*Dataset items*
— START —

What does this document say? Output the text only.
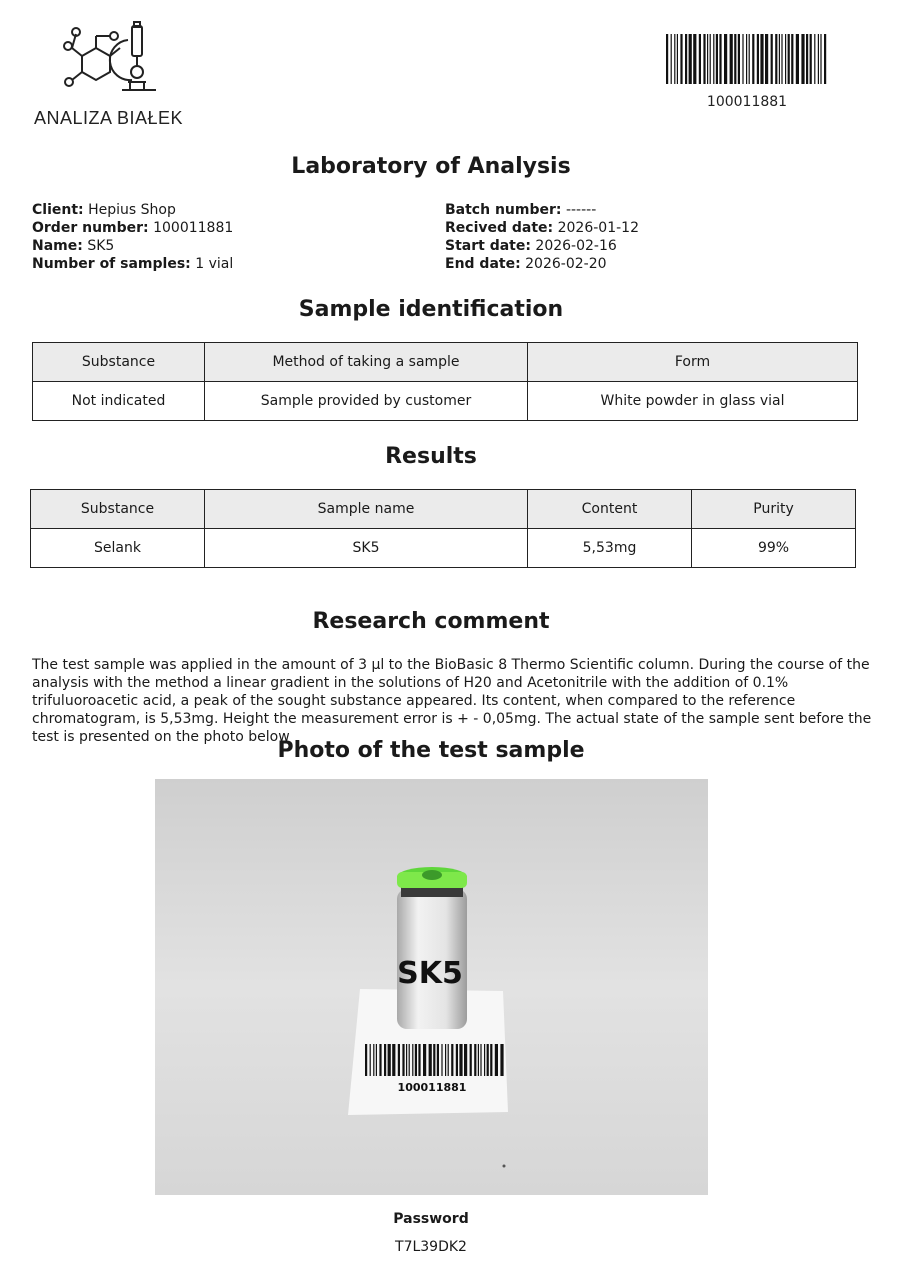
ANALIZA BIAŁEK
100011881
Laboratory of Analysis
Client: Hepius Shop
Order number: 100011881
Name: SK5
Number of samples: 1 vial
Batch number: ------
Recived date: 2026-01-12
Start date: 2026-02-16
End date: 2026-02-20
Sample identification
Substance	Method of taking a sample	Form
Not indicated	Sample provided by customer	White powder in glass vial
Results
Substance	Sample name	Content	Purity
Selank	SK5	5,53mg	99%
Research comment
The test sample was applied in the amount of 3 µl to the BioBasic 8 Thermo Scientific column. During the course of the analysis with the method a linear gradient in the solutions of H20 and Acetonitrile with the addition of 0.1% trifuluoroacetic acid, a peak of the sought substance appeared. Its content, when compared to the reference chromatogram, is 5,53mg. Height the measurement error is + - 0,05mg. The actual state of the sample sent before the test is presented on the photo below
Photo of the test sample
SK5
100011881
Password
T7L39DK2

— END —

*WORK TO DO*
Output all of the records exactly as they appear above, but not the pictures.

*RESPONSE TO THIS TASK*
What does this document say? Output the text only.
ANALIZA BIAŁEK
100011881
Laboratory of Analysis
Client: Hepius Shop
Order number: 100011881
Name: SK5
Number of samples: 1 vial
Batch number: ------
Recived date: 2026-01-12
Start date: 2026-02-16
End date: 2026-02-20
Sample identification
Substance	Method of taking a sample	Form
Not indicated	Sample provided by customer	White powder in glass vial
Results
Substance	Sample name	Content	Purity
Selank	SK5	5,53mg	99%
Research comment
The test sample was applied in the amount of 3 µl to the BioBasic 8 Thermo Scientific column. During the course of the analysis with the method a linear gradient in the solutions of H20 and Acetonitrile with the addition of 0.1% trifuluoroacetic acid, a peak of the sought substance appeared. Its content, when compared to the reference chromatogram, is 5,53mg. Height the measurement error is + - 0,05mg. The actual state of the sample sent before the test is presented on the photo below
Photo of the test sample
SK5
100011881
Password
T7L39DK2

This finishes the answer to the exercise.